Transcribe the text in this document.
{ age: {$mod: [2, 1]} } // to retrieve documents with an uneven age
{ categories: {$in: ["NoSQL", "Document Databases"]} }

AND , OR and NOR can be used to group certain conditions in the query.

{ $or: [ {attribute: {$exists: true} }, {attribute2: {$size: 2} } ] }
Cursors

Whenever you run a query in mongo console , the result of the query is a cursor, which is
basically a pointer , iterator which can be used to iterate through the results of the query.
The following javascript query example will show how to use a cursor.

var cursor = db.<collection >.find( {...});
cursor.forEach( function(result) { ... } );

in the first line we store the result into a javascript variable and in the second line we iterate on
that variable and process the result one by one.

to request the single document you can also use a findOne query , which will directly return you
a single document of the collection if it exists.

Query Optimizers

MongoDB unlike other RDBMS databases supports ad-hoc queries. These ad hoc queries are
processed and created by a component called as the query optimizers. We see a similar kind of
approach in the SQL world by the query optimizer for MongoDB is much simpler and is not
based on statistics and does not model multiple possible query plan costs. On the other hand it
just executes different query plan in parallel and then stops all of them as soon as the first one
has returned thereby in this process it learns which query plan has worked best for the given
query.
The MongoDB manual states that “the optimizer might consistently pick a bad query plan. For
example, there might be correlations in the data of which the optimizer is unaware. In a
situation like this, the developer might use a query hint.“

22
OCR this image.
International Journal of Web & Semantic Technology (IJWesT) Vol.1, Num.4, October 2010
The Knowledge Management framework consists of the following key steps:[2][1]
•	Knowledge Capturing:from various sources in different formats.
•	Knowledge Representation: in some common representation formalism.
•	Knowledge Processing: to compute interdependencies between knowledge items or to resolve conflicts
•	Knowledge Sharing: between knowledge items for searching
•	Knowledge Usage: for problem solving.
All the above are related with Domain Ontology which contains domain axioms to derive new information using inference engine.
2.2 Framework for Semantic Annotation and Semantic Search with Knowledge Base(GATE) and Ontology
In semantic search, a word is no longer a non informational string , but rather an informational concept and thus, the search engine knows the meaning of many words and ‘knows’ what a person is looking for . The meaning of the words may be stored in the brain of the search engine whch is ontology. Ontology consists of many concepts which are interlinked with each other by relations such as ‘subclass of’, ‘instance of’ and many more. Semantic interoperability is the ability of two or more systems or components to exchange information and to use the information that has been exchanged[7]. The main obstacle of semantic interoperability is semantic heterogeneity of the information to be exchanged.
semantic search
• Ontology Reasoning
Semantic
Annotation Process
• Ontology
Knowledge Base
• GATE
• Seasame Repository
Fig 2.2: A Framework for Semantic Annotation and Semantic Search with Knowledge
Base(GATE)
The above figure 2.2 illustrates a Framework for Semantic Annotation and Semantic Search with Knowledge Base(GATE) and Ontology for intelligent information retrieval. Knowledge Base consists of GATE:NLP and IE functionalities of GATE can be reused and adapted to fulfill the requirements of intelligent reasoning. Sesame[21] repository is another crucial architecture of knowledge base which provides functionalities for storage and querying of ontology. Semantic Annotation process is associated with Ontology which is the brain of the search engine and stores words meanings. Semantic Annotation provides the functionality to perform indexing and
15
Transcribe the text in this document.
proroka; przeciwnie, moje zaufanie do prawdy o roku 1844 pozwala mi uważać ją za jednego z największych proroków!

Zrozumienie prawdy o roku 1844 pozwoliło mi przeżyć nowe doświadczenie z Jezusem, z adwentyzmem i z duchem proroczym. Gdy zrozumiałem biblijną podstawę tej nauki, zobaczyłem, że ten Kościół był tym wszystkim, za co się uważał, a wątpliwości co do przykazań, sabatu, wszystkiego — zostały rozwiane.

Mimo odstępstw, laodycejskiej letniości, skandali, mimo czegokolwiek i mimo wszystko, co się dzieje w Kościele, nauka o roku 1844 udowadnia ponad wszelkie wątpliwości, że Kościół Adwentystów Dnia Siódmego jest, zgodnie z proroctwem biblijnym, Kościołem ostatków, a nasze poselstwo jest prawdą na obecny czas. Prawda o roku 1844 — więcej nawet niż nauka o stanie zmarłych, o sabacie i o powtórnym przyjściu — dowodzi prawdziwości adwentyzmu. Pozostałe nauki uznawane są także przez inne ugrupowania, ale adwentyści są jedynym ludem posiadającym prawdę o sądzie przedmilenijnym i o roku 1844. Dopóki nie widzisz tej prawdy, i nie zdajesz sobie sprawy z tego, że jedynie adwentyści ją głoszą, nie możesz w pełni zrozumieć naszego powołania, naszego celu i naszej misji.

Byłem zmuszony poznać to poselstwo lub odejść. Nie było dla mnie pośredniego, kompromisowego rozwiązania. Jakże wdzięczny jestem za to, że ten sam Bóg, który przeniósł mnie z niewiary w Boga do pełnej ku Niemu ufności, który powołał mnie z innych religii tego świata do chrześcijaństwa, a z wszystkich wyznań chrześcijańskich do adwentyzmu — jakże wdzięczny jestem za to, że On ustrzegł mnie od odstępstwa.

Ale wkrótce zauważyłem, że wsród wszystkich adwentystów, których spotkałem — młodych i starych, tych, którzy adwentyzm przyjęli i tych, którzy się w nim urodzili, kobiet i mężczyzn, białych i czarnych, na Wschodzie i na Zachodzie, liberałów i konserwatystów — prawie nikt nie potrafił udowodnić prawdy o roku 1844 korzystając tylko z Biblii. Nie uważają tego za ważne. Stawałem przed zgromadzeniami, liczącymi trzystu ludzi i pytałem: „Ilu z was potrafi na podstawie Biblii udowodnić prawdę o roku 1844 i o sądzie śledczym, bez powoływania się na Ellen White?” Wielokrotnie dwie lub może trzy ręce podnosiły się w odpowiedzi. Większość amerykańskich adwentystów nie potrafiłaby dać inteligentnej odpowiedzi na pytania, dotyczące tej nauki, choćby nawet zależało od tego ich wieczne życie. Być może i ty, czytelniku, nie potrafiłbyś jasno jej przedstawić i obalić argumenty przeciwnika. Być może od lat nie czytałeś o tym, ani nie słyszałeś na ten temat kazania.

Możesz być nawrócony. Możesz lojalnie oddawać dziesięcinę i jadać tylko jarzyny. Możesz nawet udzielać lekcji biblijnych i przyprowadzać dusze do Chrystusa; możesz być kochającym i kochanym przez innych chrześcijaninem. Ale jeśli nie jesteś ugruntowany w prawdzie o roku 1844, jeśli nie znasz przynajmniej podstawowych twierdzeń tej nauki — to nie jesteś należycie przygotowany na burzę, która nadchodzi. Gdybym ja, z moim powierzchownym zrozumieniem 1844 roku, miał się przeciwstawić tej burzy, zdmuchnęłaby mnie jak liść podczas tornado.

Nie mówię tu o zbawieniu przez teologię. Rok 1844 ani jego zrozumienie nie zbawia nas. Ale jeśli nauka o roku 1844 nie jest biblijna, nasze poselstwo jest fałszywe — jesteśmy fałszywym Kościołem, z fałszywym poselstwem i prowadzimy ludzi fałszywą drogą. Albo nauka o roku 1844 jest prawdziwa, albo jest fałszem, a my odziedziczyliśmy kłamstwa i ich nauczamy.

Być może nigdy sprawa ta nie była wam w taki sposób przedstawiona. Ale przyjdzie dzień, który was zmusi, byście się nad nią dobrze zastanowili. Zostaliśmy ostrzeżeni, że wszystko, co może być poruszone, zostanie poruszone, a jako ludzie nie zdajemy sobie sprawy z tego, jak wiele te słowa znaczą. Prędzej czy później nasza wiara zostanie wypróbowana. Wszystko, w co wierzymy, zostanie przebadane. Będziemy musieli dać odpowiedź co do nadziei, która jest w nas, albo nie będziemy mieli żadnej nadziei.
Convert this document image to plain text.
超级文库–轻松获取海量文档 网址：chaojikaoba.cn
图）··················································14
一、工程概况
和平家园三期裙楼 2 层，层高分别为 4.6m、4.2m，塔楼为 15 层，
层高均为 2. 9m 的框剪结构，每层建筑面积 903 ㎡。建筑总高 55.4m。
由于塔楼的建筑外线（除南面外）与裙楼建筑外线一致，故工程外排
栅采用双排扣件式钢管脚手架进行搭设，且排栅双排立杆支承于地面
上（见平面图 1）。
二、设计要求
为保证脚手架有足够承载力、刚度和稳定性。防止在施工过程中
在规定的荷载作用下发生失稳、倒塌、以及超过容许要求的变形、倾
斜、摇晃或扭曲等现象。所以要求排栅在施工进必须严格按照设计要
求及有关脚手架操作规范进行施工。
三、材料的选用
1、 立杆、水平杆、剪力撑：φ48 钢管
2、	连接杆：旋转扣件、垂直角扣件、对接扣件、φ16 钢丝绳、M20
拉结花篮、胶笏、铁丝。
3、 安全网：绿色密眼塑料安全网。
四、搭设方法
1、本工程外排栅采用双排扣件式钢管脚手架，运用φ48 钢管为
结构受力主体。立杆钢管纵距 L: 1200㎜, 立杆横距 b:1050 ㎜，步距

-=-=-=-=-

The problem
Count the lines above that contain the word "between", and give only that number.

Result for this exercise
2